Job
Transcribe the full listing exactly, and drop every picture.

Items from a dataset
--------
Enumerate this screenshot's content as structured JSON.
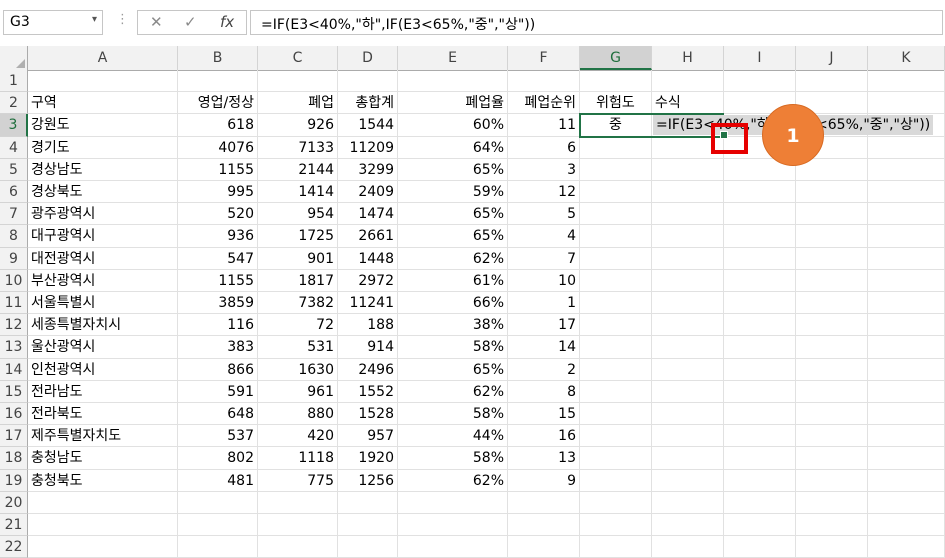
{
  "formula_bar": {
    "name_box": "G3",
    "name_box_dropdown": "▾",
    "separator": "⋮",
    "cancel": "✕",
    "enter": "✓",
    "fx": "fx",
    "formula": "=IF(E3<40%,\"하\",IF(E3<65%,\"중\",\"상\"))"
  },
  "columns": [
    "A",
    "B",
    "C",
    "D",
    "E",
    "F",
    "G",
    "H",
    "I",
    "J",
    "K"
  ],
  "selected_column": "G",
  "selected_row": "3",
  "rows": [
    {
      "n": "1",
      "a": "",
      "b": "",
      "c": "",
      "d": "",
      "e": "",
      "f": "",
      "g": "",
      "h": ""
    },
    {
      "n": "2",
      "a": "구역",
      "b": "영업/정상",
      "c": "폐업",
      "d": "총합계",
      "e": "폐업율",
      "f": "폐업순위",
      "g": "위험도",
      "h": "수식"
    },
    {
      "n": "3",
      "a": "강원도",
      "b": "618",
      "c": "926",
      "d": "1544",
      "e": "60%",
      "f": "11",
      "g": "중",
      "h": ""
    },
    {
      "n": "4",
      "a": "경기도",
      "b": "4076",
      "c": "7133",
      "d": "11209",
      "e": "64%",
      "f": "6",
      "g": "",
      "h": ""
    },
    {
      "n": "5",
      "a": "경상남도",
      "b": "1155",
      "c": "2144",
      "d": "3299",
      "e": "65%",
      "f": "3",
      "g": "",
      "h": ""
    },
    {
      "n": "6",
      "a": "경상북도",
      "b": "995",
      "c": "1414",
      "d": "2409",
      "e": "59%",
      "f": "12",
      "g": "",
      "h": ""
    },
    {
      "n": "7",
      "a": "광주광역시",
      "b": "520",
      "c": "954",
      "d": "1474",
      "e": "65%",
      "f": "5",
      "g": "",
      "h": ""
    },
    {
      "n": "8",
      "a": "대구광역시",
      "b": "936",
      "c": "1725",
      "d": "2661",
      "e": "65%",
      "f": "4",
      "g": "",
      "h": ""
    },
    {
      "n": "9",
      "a": "대전광역시",
      "b": "547",
      "c": "901",
      "d": "1448",
      "e": "62%",
      "f": "7",
      "g": "",
      "h": ""
    },
    {
      "n": "10",
      "a": "부산광역시",
      "b": "1155",
      "c": "1817",
      "d": "2972",
      "e": "61%",
      "f": "10",
      "g": "",
      "h": ""
    },
    {
      "n": "11",
      "a": "서울특별시",
      "b": "3859",
      "c": "7382",
      "d": "11241",
      "e": "66%",
      "f": "1",
      "g": "",
      "h": ""
    },
    {
      "n": "12",
      "a": "세종특별자치시",
      "b": "116",
      "c": "72",
      "d": "188",
      "e": "38%",
      "f": "17",
      "g": "",
      "h": ""
    },
    {
      "n": "13",
      "a": "울산광역시",
      "b": "383",
      "c": "531",
      "d": "914",
      "e": "58%",
      "f": "14",
      "g": "",
      "h": ""
    },
    {
      "n": "14",
      "a": "인천광역시",
      "b": "866",
      "c": "1630",
      "d": "2496",
      "e": "65%",
      "f": "2",
      "g": "",
      "h": ""
    },
    {
      "n": "15",
      "a": "전라남도",
      "b": "591",
      "c": "961",
      "d": "1552",
      "e": "62%",
      "f": "8",
      "g": "",
      "h": ""
    },
    {
      "n": "16",
      "a": "전라북도",
      "b": "648",
      "c": "880",
      "d": "1528",
      "e": "58%",
      "f": "15",
      "g": "",
      "h": ""
    },
    {
      "n": "17",
      "a": "제주특별자치도",
      "b": "537",
      "c": "420",
      "d": "957",
      "e": "44%",
      "f": "16",
      "g": "",
      "h": ""
    },
    {
      "n": "18",
      "a": "충청남도",
      "b": "802",
      "c": "1118",
      "d": "1920",
      "e": "58%",
      "f": "13",
      "g": "",
      "h": ""
    },
    {
      "n": "19",
      "a": "충청북도",
      "b": "481",
      "c": "775",
      "d": "1256",
      "e": "62%",
      "f": "9",
      "g": "",
      "h": ""
    },
    {
      "n": "20",
      "a": "",
      "b": "",
      "c": "",
      "d": "",
      "e": "",
      "f": "",
      "g": "",
      "h": ""
    },
    {
      "n": "21",
      "a": "",
      "b": "",
      "c": "",
      "d": "",
      "e": "",
      "f": "",
      "g": "",
      "h": ""
    },
    {
      "n": "22",
      "a": "",
      "b": "",
      "c": "",
      "d": "",
      "e": "",
      "f": "",
      "g": "",
      "h": ""
    }
  ],
  "h3_formula_text": "=IF(E3<40%,\"하\",IF(E3<65%,\"중\",\"상\"))",
  "callout": {
    "label": "1"
  },
  "colors": {
    "accent": "#217346",
    "highlight": "#e60000",
    "callout": "#ee7f36"
  }
}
--------
Task response
Enumerate this screenshot's content as structured JSON.
{
  "formula_bar": {
    "name_box": "G3",
    "name_box_dropdown": "▾",
    "separator": "⋮",
    "cancel": "✕",
    "enter": "✓",
    "fx": "fx",
    "formula": "=IF(E3<40%,\"하\",IF(E3<65%,\"중\",\"상\"))"
  },
  "columns": [
    "A",
    "B",
    "C",
    "D",
    "E",
    "F",
    "G",
    "H",
    "I",
    "J",
    "K"
  ],
  "selected_column": "G",
  "selected_row": "3",
  "rows": [
    {
      "n": "1",
      "a": "",
      "b": "",
      "c": "",
      "d": "",
      "e": "",
      "f": "",
      "g": "",
      "h": ""
    },
    {
      "n": "2",
      "a": "구역",
      "b": "영업/정상",
      "c": "폐업",
      "d": "총합계",
      "e": "폐업율",
      "f": "폐업순위",
      "g": "위험도",
      "h": "수식"
    },
    {
      "n": "3",
      "a": "강원도",
      "b": "618",
      "c": "926",
      "d": "1544",
      "e": "60%",
      "f": "11",
      "g": "중",
      "h": ""
    },
    {
      "n": "4",
      "a": "경기도",
      "b": "4076",
      "c": "7133",
      "d": "11209",
      "e": "64%",
      "f": "6",
      "g": "",
      "h": ""
    },
    {
      "n": "5",
      "a": "경상남도",
      "b": "1155",
      "c": "2144",
      "d": "3299",
      "e": "65%",
      "f": "3",
      "g": "",
      "h": ""
    },
    {
      "n": "6",
      "a": "경상북도",
      "b": "995",
      "c": "1414",
      "d": "2409",
      "e": "59%",
      "f": "12",
      "g": "",
      "h": ""
    },
    {
      "n": "7",
      "a": "광주광역시",
      "b": "520",
      "c": "954",
      "d": "1474",
      "e": "65%",
      "f": "5",
      "g": "",
      "h": ""
    },
    {
      "n": "8",
      "a": "대구광역시",
      "b": "936",
      "c": "1725",
      "d": "2661",
      "e": "65%",
      "f": "4",
      "g": "",
      "h": ""
    },
    {
      "n": "9",
      "a": "대전광역시",
      "b": "547",
      "c": "901",
      "d": "1448",
      "e": "62%",
      "f": "7",
      "g": "",
      "h": ""
    },
    {
      "n": "10",
      "a": "부산광역시",
      "b": "1155",
      "c": "1817",
      "d": "2972",
      "e": "61%",
      "f": "10",
      "g": "",
      "h": ""
    },
    {
      "n": "11",
      "a": "서울특별시",
      "b": "3859",
      "c": "7382",
      "d": "11241",
      "e": "66%",
      "f": "1",
      "g": "",
      "h": ""
    },
    {
      "n": "12",
      "a": "세종특별자치시",
      "b": "116",
      "c": "72",
      "d": "188",
      "e": "38%",
      "f": "17",
      "g": "",
      "h": ""
    },
    {
      "n": "13",
      "a": "울산광역시",
      "b": "383",
      "c": "531",
      "d": "914",
      "e": "58%",
      "f": "14",
      "g": "",
      "h": ""
    },
    {
      "n": "14",
      "a": "인천광역시",
      "b": "866",
      "c": "1630",
      "d": "2496",
      "e": "65%",
      "f": "2",
      "g": "",
      "h": ""
    },
    {
      "n": "15",
      "a": "전라남도",
      "b": "591",
      "c": "961",
      "d": "1552",
      "e": "62%",
      "f": "8",
      "g": "",
      "h": ""
    },
    {
      "n": "16",
      "a": "전라북도",
      "b": "648",
      "c": "880",
      "d": "1528",
      "e": "58%",
      "f": "15",
      "g": "",
      "h": ""
    },
    {
      "n": "17",
      "a": "제주특별자치도",
      "b": "537",
      "c": "420",
      "d": "957",
      "e": "44%",
      "f": "16",
      "g": "",
      "h": ""
    },
    {
      "n": "18",
      "a": "충청남도",
      "b": "802",
      "c": "1118",
      "d": "1920",
      "e": "58%",
      "f": "13",
      "g": "",
      "h": ""
    },
    {
      "n": "19",
      "a": "충청북도",
      "b": "481",
      "c": "775",
      "d": "1256",
      "e": "62%",
      "f": "9",
      "g": "",
      "h": ""
    },
    {
      "n": "20",
      "a": "",
      "b": "",
      "c": "",
      "d": "",
      "e": "",
      "f": "",
      "g": "",
      "h": ""
    },
    {
      "n": "21",
      "a": "",
      "b": "",
      "c": "",
      "d": "",
      "e": "",
      "f": "",
      "g": "",
      "h": ""
    },
    {
      "n": "22",
      "a": "",
      "b": "",
      "c": "",
      "d": "",
      "e": "",
      "f": "",
      "g": "",
      "h": ""
    }
  ],
  "h3_formula_text": "=IF(E3<40%,\"하\",IF(E3<65%,\"중\",\"상\"))",
  "callout": {
    "label": "1"
  },
  "colors": {
    "accent": "#217346",
    "highlight": "#e60000",
    "callout": "#ee7f36"
  }
}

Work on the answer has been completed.